■ Görev: Aşağıdaki kayıtlarda yer alan her satırı, hiçbir karakterini değiştirmeden olduğu gibi tekrar yazın.
##### Verilen bilgiler #####
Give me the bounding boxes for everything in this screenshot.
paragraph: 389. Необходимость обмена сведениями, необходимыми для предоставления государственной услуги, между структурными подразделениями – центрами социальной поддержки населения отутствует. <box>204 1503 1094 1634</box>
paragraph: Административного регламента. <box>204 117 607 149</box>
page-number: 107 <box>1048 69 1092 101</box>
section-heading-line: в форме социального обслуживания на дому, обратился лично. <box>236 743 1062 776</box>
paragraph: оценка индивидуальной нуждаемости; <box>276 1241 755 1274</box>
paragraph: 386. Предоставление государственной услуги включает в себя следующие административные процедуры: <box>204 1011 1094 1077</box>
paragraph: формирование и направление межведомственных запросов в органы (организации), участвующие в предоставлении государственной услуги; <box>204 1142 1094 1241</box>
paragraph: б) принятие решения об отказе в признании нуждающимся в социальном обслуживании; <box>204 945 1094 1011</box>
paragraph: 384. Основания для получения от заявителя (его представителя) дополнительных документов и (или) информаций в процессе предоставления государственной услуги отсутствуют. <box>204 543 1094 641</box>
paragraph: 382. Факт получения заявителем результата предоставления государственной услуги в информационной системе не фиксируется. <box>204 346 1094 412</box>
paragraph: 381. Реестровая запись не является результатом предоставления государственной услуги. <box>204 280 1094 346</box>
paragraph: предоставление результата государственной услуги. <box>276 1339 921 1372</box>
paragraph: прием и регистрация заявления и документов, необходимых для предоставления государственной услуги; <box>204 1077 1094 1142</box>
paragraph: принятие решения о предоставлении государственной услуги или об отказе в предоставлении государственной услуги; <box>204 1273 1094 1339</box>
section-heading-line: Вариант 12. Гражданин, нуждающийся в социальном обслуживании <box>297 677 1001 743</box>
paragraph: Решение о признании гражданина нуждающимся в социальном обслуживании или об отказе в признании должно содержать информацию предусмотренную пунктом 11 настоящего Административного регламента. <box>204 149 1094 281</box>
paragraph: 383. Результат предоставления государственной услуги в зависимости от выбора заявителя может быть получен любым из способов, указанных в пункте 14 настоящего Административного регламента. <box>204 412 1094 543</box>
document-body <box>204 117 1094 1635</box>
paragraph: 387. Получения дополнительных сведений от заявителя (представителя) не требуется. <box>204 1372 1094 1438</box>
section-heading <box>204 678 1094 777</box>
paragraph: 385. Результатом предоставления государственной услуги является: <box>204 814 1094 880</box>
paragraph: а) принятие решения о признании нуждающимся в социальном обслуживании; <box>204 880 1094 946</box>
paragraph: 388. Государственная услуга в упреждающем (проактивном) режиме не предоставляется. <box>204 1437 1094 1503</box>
#####
■ Çözüm aşağıda:
Give me the bounding boxes for everything in this screenshot.
paragraph: 389. Необходимость обмена сведениями, необходимыми для предоставления государственной услуги, между структурными подразделениями – центрами социальной поддержки населения отутствует. <box>204 1503 1094 1634</box>
paragraph: Административного регламента. <box>204 117 607 149</box>
page-number: 107 <box>1048 69 1092 101</box>
section-heading-line: в форме социального обслуживания на дому, обратился лично. <box>236 743 1062 776</box>
paragraph: оценка индивидуальной нуждаемости; <box>276 1241 755 1274</box>
paragraph: 386. Предоставление государственной услуги включает в себя следующие административные процедуры: <box>204 1011 1094 1077</box>
paragraph: формирование и направление межведомственных запросов в органы (организации), участвующие в предоставлении государственной услуги; <box>204 1142 1094 1241</box>
paragraph: б) принятие решения об отказе в признании нуждающимся в социальном обслуживании; <box>204 945 1094 1011</box>
paragraph: 384. Основания для получения от заявителя (его представителя) дополнительных документов и (или) информаций в процессе предоставления государственной услуги отсутствуют. <box>204 543 1094 641</box>
paragraph: 382. Факт получения заявителем результата предоставления государственной услуги в информационной системе не фиксируется. <box>204 346 1094 412</box>
paragraph: 381. Реестровая запись не является результатом предоставления государственной услуги. <box>204 280 1094 346</box>
paragraph: предоставление результата государственной услуги. <box>276 1339 921 1372</box>
paragraph: прием и регистрация заявления и документов, необходимых для предоставления государственной услуги; <box>204 1077 1094 1142</box>
paragraph: принятие решения о предоставлении государственной услуги или об отказе в предоставлении государственной услуги; <box>204 1273 1094 1339</box>
section-heading-line: Вариант 12. Гражданин, нуждающийся в социальном обслуживании <box>297 677 1001 743</box>
paragraph: Решение о признании гражданина нуждающимся в социальном обслуживании или об отказе в признании должно содержать информацию предусмотренную пунктом 11 настоящего Административного регламента. <box>204 149 1094 281</box>
paragraph: 383. Результат предоставления государственной услуги в зависимости от выбора заявителя может быть получен любым из способов, указанных в пункте 14 настоящего Административного регламента. <box>204 412 1094 543</box>
document-body <box>204 117 1094 1635</box>
paragraph: 387. Получения дополнительных сведений от заявителя (представителя) не требуется. <box>204 1372 1094 1438</box>
section-heading <box>204 678 1094 777</box>
paragraph: 385. Результатом предоставления государственной услуги является: <box>204 814 1094 880</box>
paragraph: а) принятие решения о признании нуждающимся в социальном обслуживании; <box>204 880 1094 946</box>
paragraph: 388. Государственная услуга в упреждающем (проактивном) режиме не предоставляется. <box>204 1437 1094 1503</box>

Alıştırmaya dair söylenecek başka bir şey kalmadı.